=== Data for the task ===
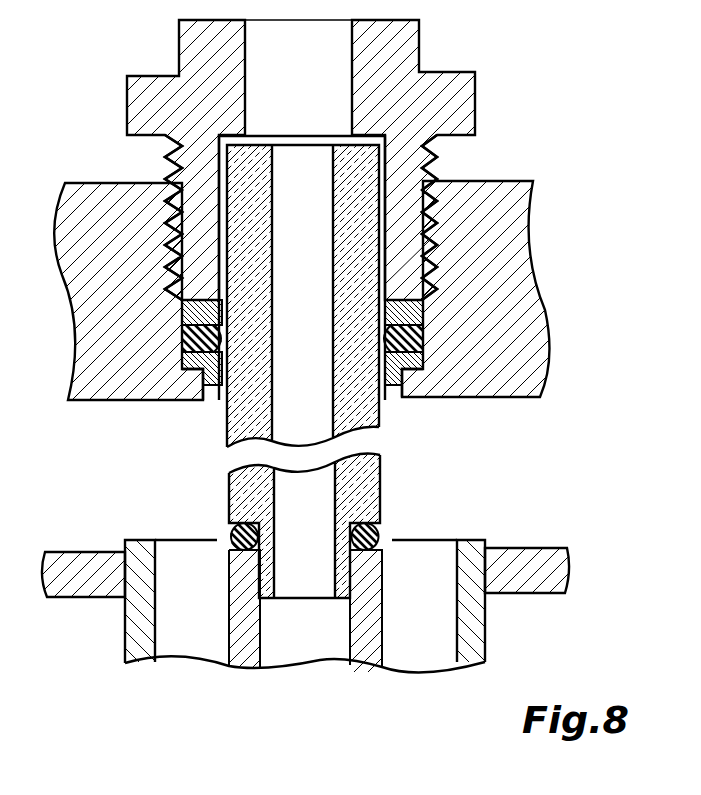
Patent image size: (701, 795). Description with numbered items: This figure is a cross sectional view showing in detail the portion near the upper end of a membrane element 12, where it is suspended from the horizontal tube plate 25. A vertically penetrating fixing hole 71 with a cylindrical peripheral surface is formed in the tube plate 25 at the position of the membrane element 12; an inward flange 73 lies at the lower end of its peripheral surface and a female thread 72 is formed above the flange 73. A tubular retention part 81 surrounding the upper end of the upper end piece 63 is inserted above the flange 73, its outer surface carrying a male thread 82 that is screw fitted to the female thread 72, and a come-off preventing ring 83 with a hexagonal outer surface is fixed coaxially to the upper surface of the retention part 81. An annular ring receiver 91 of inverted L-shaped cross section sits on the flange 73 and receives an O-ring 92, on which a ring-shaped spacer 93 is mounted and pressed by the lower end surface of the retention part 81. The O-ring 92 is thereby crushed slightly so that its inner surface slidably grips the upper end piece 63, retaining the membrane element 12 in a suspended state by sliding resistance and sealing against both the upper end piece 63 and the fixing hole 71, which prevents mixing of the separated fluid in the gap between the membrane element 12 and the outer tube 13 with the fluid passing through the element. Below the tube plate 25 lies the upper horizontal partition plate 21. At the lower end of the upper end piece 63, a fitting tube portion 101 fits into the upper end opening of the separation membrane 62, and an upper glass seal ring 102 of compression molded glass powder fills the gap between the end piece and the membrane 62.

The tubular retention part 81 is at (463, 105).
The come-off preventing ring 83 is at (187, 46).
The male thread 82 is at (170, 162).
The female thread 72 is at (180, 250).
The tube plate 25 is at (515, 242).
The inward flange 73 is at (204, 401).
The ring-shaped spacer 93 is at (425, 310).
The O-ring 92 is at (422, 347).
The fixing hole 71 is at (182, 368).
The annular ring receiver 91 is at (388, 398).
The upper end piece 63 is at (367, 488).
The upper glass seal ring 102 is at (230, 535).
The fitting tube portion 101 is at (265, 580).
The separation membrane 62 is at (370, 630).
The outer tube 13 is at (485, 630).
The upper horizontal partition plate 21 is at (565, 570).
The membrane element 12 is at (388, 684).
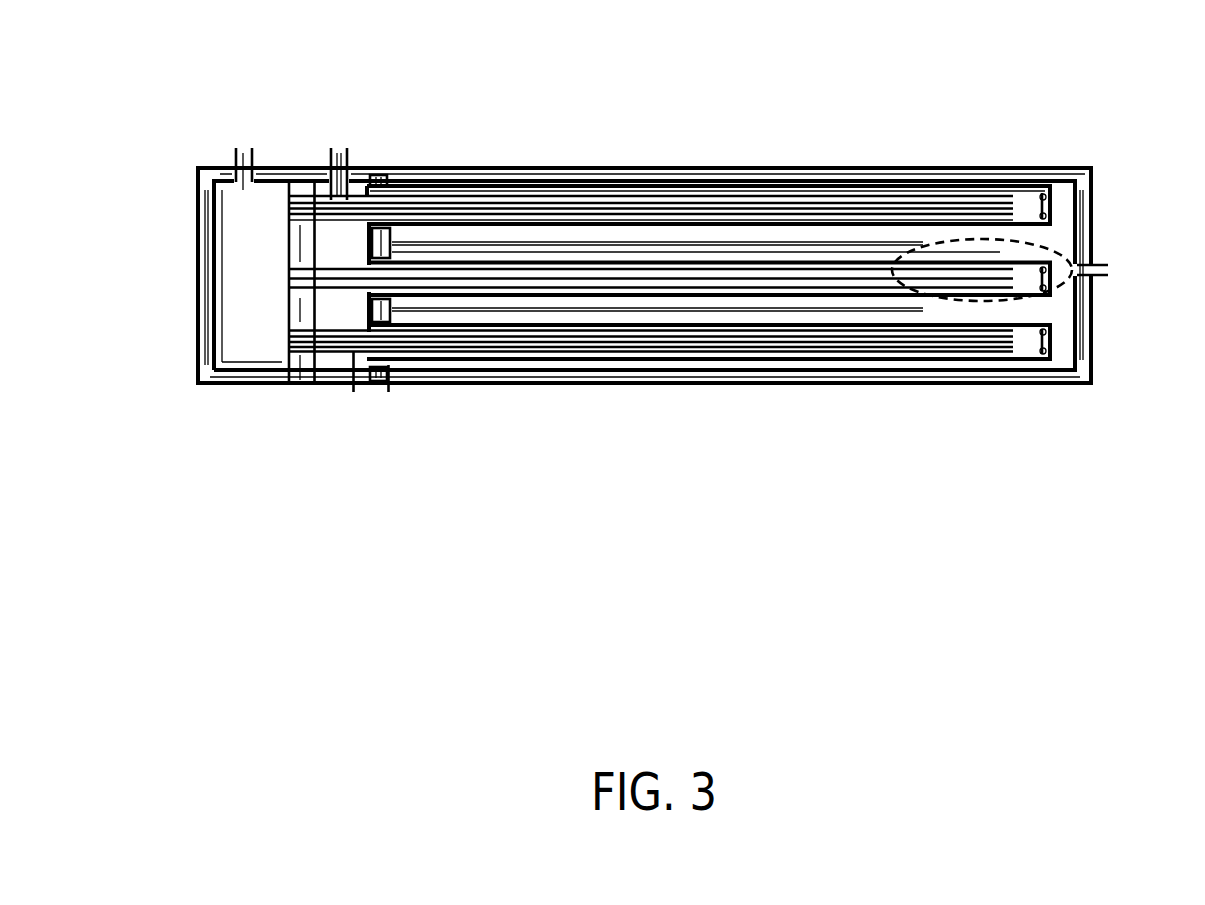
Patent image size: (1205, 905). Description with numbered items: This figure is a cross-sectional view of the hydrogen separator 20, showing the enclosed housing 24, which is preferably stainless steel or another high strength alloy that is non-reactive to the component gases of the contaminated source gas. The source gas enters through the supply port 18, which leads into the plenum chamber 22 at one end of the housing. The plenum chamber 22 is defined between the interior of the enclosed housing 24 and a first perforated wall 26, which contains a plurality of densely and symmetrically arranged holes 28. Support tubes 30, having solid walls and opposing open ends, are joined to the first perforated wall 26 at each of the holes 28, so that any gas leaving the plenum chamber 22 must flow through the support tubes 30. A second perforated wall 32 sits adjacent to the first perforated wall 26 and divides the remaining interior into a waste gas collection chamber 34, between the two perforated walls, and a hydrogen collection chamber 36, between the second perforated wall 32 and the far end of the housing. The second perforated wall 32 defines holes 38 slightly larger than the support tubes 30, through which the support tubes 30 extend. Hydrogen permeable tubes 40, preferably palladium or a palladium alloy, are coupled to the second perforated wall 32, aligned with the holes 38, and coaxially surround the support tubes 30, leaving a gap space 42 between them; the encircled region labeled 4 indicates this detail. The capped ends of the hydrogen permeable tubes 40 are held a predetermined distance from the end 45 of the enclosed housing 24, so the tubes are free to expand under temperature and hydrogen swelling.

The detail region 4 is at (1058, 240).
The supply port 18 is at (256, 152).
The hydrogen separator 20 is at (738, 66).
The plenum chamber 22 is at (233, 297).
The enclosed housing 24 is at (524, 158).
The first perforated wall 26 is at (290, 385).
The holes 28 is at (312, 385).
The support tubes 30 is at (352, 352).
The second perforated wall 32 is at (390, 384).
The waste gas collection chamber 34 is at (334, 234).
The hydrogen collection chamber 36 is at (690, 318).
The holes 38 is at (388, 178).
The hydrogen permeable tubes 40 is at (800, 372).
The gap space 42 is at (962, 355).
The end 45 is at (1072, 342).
===
■ **What you need to do**
Copy the rows word for word, from their start through the line that contains "The ring-shaped spacer 93 is at (425, 310).", including that line. Leave the pictures out of your copy.

■ **Expected output**
Patent image size: (701, 795). Description with numbered items: This figure is a cross sectional view showing in detail the portion near the upper end of a membrane element 12, where it is suspended from the horizontal tube plate 25. A vertically penetrating fixing hole 71 with a cylindrical peripheral surface is formed in the tube plate 25 at the position of the membrane element 12; an inward flange 73 lies at the lower end of its peripheral surface and a female thread 72 is formed above the flange 73. A tubular retention part 81 surrounding the upper end of the upper end piece 63 is inserted above the flange 73, its outer surface carrying a male thread 82 that is screw fitted to the female thread 72, and a come-off preventing ring 83 with a hexagonal outer surface is fixed coaxially to the upper surface of the retention part 81. An annular ring receiver 91 of inverted L-shaped cross section sits on the flange 73 and receives an O-ring 92, on which a ring-shaped spacer 93 is mounted and pressed by the lower end surface of the retention part 81. The O-ring 92 is thereby crushed slightly so that its inner surface slidably grips the upper end piece 63, retaining the membrane element 12 in a suspended state by sliding resistance and sealing against both the upper end piece 63 and the fixing hole 71, which prevents mixing of the separated fluid in the gap between the membrane element 12 and the outer tube 13 with the fluid passing through the element. Below the tube plate 25 lies the upper horizontal partition plate 21. At the lower end of the upper end piece 63, a fitting tube portion 101 fits into the upper end opening of the separation membrane 62, and an upper glass seal ring 102 of compression molded glass powder fills the gap between the end piece and the membrane 62.

The tubular retention part 81 is at (463, 105).
The come-off preventing ring 83 is at (187, 46).
The male thread 82 is at (170, 162).
The female thread 72 is at (180, 250).
The tube plate 25 is at (515, 242).
The inward flange 73 is at (204, 401).
The ring-shaped spacer 93 is at (425, 310).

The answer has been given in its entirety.